↓↓↓

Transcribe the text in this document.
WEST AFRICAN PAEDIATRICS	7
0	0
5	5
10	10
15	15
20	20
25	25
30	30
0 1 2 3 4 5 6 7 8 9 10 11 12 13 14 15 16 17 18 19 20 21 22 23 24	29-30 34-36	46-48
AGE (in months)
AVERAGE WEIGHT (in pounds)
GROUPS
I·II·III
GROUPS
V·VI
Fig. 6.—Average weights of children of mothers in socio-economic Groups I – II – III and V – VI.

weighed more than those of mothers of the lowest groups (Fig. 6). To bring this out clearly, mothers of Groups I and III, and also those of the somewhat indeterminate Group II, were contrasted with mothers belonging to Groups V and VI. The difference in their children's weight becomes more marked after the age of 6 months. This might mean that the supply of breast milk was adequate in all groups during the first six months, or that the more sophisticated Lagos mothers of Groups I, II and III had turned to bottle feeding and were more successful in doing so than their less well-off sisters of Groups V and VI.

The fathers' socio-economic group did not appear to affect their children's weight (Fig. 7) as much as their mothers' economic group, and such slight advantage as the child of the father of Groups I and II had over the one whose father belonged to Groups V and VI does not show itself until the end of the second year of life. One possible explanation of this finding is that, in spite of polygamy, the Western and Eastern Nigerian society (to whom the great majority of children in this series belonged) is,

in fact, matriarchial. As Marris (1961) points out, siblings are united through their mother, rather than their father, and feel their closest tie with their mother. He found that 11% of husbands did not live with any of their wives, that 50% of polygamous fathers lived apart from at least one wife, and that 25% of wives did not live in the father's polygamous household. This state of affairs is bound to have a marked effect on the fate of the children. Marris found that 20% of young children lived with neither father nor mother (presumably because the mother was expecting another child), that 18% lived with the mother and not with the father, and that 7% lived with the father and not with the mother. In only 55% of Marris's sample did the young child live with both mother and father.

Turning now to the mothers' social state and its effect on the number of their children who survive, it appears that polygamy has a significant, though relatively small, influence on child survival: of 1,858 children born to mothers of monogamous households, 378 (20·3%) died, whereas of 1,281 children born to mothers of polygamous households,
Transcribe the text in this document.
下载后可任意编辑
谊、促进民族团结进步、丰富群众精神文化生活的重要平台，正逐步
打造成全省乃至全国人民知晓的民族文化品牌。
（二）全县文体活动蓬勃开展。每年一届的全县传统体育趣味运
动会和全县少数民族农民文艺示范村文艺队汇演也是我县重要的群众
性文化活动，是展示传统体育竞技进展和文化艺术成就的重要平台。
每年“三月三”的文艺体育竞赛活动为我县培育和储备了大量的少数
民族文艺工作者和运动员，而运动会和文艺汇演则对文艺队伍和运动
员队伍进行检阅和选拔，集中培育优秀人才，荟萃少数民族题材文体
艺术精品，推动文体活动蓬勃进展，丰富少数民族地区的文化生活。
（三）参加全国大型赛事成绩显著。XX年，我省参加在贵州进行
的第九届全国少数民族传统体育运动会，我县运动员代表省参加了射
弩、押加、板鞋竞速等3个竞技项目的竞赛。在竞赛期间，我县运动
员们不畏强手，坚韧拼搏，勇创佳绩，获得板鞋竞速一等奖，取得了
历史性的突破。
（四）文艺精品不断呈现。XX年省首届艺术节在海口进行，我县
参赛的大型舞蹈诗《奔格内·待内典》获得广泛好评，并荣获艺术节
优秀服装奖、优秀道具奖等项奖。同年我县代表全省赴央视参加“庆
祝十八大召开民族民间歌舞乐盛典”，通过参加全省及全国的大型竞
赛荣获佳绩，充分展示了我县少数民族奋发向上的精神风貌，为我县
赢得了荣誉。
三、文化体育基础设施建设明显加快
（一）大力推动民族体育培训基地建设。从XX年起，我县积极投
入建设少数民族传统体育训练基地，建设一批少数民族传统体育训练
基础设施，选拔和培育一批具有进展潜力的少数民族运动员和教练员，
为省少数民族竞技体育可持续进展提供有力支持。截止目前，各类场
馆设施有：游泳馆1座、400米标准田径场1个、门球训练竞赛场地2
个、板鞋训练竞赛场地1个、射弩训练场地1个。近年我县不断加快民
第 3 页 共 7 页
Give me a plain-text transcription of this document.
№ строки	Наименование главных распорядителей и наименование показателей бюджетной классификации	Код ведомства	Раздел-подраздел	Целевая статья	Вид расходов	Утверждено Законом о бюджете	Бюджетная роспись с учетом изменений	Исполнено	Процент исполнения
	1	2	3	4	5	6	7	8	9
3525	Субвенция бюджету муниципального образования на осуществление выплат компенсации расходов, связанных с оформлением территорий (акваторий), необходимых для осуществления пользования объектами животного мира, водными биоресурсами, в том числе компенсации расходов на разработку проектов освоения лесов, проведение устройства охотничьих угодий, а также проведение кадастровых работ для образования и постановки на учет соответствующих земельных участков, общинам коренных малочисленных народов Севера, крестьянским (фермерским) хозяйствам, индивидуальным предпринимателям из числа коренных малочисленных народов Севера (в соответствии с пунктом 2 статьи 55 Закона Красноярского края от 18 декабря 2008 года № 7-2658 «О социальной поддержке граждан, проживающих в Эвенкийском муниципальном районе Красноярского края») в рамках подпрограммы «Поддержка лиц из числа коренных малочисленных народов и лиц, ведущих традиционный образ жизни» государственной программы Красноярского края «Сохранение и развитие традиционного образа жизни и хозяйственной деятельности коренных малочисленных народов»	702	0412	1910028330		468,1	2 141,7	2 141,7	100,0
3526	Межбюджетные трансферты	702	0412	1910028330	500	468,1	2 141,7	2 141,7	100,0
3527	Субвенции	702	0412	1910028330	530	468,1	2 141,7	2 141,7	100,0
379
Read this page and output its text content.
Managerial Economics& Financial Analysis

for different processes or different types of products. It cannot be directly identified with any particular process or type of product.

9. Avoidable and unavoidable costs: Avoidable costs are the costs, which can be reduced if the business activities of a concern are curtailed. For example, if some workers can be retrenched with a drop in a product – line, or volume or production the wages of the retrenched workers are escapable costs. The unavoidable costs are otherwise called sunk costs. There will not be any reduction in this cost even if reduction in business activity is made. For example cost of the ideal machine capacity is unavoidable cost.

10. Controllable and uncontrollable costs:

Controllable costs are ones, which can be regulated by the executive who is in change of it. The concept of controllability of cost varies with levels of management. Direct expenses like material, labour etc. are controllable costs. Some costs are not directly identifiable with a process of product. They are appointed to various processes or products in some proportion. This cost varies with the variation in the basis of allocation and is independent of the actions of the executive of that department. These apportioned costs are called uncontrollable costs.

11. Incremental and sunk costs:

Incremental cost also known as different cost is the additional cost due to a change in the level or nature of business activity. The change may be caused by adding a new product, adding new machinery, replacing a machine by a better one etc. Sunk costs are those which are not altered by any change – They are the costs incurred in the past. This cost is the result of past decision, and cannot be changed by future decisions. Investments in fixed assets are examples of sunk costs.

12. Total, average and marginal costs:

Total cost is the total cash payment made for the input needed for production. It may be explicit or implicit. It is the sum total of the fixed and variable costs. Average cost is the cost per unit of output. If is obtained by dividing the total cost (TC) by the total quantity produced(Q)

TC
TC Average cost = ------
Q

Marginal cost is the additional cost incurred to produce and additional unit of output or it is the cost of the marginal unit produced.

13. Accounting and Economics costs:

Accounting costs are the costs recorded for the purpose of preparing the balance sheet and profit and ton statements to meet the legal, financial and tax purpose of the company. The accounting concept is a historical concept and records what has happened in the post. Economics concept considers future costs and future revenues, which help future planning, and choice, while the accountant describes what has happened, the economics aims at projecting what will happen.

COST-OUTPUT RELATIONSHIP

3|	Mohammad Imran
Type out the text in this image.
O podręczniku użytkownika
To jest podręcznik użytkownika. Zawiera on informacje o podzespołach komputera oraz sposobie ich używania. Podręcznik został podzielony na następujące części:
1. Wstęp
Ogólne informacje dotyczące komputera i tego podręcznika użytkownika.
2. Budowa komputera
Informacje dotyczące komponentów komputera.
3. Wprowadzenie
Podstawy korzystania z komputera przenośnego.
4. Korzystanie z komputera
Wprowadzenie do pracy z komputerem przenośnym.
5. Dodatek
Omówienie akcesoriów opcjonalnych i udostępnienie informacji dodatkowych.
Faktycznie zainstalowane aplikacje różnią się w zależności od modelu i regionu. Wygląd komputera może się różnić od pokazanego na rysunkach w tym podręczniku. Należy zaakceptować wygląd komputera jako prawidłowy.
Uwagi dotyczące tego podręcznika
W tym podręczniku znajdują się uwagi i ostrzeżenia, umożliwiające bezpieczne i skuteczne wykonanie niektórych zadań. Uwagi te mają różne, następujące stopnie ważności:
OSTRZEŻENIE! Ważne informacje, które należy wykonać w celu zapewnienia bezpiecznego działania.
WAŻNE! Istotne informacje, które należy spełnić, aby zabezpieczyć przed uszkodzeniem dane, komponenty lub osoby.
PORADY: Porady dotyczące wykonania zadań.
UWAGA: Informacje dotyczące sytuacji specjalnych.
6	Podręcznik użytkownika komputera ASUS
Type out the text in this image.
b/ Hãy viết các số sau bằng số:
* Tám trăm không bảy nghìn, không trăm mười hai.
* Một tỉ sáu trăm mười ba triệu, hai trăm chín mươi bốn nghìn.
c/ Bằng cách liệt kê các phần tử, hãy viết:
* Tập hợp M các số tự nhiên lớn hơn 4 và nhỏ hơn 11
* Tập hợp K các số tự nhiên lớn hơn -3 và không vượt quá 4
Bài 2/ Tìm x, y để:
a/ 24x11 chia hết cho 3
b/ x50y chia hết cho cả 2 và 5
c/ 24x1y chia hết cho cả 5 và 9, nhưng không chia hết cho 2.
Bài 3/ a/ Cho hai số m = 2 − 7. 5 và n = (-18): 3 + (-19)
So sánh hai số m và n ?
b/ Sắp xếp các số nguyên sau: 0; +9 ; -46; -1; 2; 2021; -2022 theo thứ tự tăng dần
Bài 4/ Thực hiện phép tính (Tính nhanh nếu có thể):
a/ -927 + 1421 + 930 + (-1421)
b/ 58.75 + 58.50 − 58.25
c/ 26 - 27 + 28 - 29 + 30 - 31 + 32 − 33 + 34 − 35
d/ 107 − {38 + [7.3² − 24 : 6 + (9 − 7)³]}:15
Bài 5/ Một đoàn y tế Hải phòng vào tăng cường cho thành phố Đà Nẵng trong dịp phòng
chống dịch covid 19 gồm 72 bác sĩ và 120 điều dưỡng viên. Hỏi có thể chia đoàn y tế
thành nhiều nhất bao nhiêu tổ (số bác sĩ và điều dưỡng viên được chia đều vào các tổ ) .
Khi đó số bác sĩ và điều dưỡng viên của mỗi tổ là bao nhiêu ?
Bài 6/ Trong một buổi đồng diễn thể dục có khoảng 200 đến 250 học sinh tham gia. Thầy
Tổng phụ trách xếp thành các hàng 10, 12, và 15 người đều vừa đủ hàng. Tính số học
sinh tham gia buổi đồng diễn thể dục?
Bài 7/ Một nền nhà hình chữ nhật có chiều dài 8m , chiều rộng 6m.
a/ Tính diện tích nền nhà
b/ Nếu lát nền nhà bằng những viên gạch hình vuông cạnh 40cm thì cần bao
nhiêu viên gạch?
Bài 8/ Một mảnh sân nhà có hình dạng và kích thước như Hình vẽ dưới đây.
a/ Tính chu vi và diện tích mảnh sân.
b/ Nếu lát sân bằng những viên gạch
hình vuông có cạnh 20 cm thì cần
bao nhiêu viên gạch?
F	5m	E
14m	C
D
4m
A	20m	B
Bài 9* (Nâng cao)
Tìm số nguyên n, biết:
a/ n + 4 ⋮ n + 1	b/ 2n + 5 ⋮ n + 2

↑↑↑

_Problem to work on_
Reply with one number only: how many lines of the listing hold "podręcznika"?

_Full response_
2